* _What you need to do_: Report all lines from the entries below in which "name" appears.

======== Records for this exercise

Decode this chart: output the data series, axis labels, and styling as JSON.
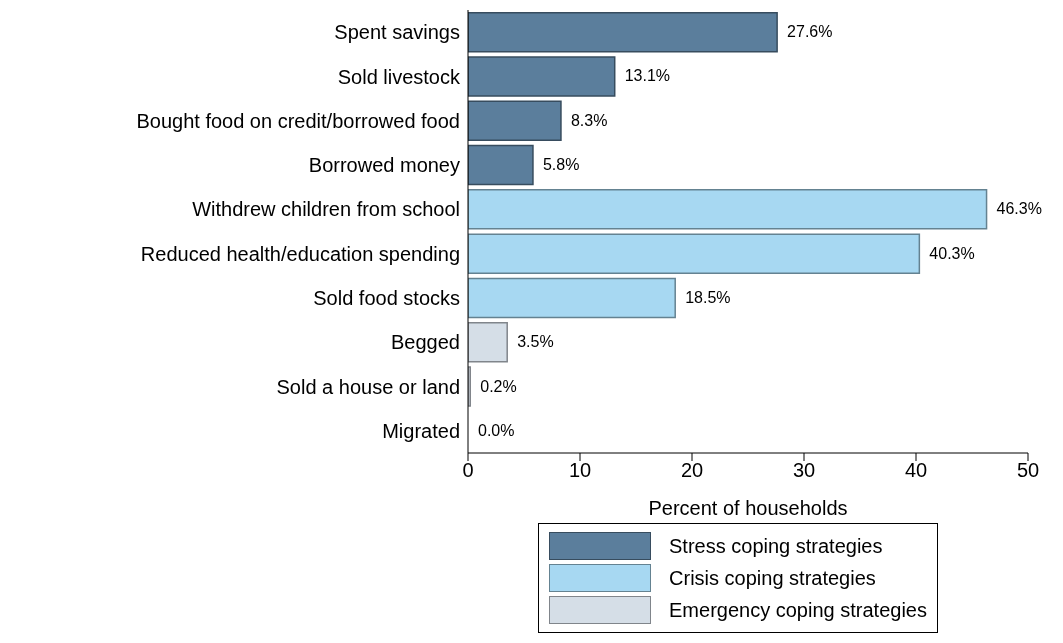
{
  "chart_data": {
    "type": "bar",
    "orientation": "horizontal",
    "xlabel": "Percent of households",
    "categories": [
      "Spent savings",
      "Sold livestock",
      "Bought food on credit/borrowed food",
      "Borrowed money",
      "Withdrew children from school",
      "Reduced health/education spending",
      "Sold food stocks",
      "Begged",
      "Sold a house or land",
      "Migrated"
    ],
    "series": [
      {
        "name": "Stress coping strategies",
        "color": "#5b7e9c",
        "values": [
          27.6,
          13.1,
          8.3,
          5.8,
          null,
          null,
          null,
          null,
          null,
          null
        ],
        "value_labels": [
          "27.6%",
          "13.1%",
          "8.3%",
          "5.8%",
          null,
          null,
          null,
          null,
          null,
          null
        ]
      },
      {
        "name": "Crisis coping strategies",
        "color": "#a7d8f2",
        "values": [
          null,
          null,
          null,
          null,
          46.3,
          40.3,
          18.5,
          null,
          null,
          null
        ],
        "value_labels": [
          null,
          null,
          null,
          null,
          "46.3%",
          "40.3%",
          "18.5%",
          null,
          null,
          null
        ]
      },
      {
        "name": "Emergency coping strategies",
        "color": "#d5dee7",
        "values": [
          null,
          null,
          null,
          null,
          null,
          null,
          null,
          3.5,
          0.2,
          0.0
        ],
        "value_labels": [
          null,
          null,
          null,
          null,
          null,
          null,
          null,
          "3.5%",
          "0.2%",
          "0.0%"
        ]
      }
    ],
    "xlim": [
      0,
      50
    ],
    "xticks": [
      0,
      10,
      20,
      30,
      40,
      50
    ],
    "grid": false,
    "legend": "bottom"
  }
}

================

* _Result below_:
        "name": "Stress coping strategies",
        "name": "Crisis coping strategies",
        "name": "Emergency coping strategies",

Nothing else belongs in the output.